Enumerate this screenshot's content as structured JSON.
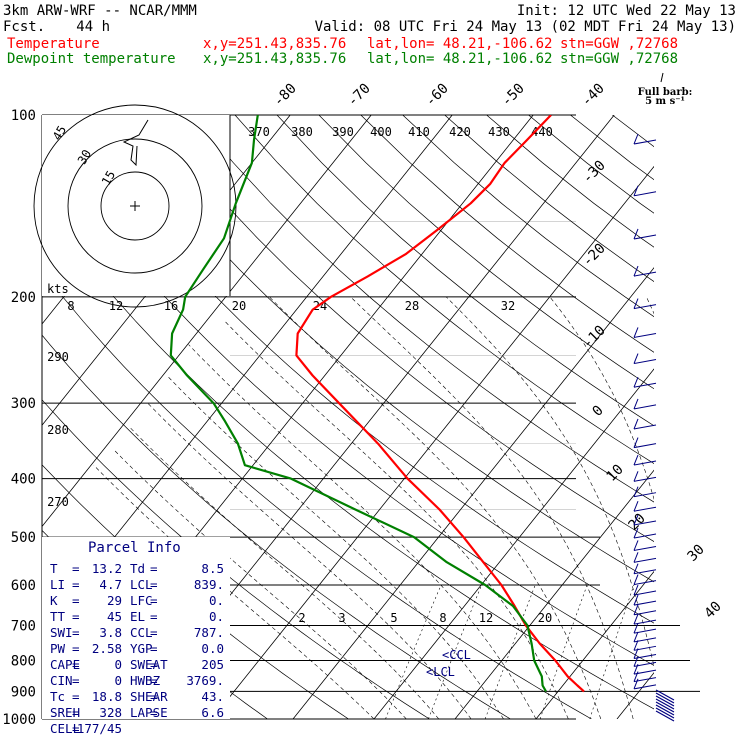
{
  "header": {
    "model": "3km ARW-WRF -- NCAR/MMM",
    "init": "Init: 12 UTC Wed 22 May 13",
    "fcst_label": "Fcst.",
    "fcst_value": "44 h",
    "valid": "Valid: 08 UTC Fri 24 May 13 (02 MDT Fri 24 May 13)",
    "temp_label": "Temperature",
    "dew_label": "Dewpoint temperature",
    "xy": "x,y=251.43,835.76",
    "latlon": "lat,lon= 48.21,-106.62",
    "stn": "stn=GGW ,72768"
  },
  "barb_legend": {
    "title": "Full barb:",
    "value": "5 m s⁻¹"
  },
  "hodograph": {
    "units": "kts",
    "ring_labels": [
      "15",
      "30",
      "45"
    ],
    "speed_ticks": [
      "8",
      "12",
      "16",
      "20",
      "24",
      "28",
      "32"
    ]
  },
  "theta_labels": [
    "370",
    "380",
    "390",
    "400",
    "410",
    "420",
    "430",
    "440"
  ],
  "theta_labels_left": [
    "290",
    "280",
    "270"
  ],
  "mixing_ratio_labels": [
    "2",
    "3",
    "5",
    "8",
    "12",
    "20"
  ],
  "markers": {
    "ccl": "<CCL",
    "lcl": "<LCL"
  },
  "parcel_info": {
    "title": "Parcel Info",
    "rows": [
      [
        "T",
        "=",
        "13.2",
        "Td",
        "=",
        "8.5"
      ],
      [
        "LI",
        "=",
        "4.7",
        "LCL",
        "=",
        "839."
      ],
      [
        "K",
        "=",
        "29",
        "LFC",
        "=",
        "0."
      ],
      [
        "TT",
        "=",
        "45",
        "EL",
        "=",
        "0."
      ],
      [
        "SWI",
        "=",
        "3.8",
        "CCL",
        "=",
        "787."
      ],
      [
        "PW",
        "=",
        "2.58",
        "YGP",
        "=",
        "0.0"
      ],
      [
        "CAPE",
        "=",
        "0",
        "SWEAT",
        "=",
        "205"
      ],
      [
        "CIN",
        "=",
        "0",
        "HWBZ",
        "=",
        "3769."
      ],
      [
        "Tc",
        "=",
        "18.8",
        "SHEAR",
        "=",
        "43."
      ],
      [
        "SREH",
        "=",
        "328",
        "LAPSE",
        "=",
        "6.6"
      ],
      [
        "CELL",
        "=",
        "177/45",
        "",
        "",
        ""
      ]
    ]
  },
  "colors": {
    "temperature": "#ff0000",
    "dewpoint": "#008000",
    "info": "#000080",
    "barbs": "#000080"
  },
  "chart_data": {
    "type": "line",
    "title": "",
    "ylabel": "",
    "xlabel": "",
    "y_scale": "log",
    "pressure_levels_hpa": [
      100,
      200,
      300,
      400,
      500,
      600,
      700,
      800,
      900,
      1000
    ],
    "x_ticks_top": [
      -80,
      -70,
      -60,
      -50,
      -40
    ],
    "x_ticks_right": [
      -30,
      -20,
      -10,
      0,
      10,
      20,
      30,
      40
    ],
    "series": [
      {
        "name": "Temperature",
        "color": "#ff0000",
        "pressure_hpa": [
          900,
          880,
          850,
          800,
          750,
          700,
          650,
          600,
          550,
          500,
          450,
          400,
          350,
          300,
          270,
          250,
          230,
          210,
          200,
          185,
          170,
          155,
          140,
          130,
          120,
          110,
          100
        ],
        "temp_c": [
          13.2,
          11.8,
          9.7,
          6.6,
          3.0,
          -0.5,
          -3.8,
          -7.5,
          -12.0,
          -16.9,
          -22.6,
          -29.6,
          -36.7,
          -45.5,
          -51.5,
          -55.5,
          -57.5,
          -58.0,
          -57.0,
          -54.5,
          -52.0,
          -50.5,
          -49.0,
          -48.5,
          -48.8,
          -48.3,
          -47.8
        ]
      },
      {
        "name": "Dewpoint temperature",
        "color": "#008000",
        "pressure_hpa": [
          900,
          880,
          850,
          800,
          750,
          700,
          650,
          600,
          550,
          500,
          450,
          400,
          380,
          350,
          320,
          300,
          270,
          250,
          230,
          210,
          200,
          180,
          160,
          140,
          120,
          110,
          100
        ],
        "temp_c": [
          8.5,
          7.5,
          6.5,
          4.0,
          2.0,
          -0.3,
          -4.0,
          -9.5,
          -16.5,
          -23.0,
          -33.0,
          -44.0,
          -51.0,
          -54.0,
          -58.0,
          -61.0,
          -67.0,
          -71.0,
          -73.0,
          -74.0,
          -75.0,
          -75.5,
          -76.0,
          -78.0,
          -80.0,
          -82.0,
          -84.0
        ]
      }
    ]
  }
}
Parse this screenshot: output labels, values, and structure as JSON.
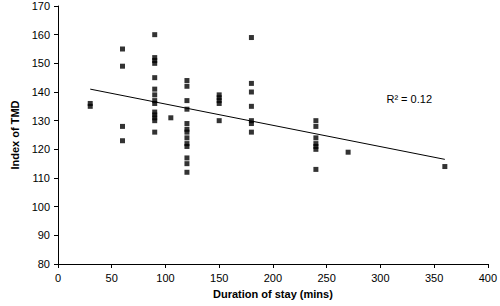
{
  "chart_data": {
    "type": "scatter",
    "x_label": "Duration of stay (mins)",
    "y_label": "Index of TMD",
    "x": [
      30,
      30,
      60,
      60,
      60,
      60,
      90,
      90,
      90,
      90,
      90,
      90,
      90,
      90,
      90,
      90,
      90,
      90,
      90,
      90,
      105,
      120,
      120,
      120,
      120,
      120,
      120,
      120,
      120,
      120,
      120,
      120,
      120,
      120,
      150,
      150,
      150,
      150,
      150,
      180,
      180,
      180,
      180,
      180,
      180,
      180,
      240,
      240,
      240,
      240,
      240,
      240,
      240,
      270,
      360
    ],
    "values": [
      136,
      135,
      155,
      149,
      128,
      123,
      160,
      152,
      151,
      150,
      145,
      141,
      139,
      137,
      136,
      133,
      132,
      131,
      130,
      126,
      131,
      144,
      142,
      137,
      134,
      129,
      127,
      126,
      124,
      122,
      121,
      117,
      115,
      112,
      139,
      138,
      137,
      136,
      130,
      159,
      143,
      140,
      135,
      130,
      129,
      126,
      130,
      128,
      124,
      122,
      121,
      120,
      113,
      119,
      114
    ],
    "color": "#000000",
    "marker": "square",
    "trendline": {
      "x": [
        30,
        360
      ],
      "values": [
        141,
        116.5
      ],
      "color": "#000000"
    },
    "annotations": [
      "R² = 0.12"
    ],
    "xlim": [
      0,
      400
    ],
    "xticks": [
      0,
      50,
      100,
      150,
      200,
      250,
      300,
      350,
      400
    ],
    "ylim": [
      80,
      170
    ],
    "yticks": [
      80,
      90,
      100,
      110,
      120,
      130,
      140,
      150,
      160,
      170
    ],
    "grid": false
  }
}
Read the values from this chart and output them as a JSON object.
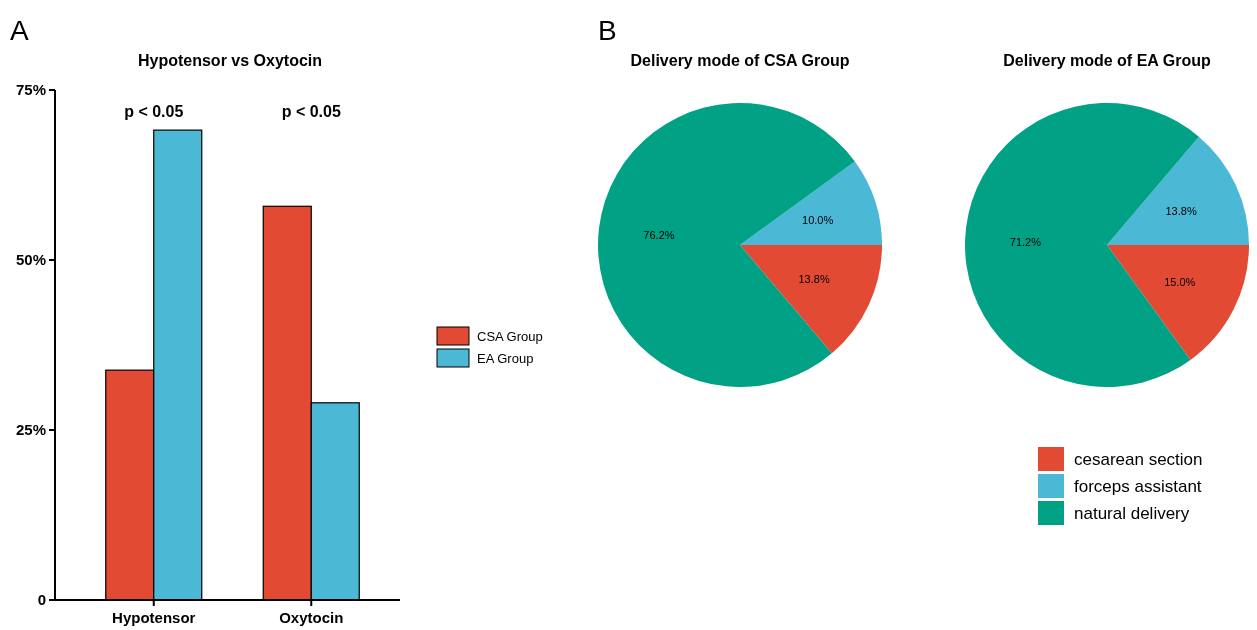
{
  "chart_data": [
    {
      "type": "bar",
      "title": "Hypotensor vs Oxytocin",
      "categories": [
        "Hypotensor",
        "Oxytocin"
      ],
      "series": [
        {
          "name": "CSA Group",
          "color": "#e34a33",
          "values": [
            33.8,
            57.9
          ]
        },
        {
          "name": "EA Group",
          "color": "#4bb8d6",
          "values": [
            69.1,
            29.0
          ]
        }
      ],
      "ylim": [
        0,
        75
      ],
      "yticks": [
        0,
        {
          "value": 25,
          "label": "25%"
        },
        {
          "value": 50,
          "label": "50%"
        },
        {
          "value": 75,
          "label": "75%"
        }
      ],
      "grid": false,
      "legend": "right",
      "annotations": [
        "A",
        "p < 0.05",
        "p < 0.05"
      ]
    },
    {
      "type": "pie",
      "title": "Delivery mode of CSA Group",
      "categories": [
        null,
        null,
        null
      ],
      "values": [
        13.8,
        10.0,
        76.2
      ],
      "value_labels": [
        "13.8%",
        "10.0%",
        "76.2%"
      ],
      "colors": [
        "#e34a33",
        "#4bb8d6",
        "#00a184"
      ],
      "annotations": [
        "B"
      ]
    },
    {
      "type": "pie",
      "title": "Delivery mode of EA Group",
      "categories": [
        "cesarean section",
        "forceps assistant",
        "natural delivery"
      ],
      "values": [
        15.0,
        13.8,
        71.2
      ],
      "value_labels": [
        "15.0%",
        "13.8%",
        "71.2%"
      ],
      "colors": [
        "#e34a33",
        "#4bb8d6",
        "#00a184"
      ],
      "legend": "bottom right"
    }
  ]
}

━━━━━━━━━━━━━━━━━━━━

Written exercise: Tally how many lines in the material above hold the word "Hypotensor". Write only that number.

Task output: 2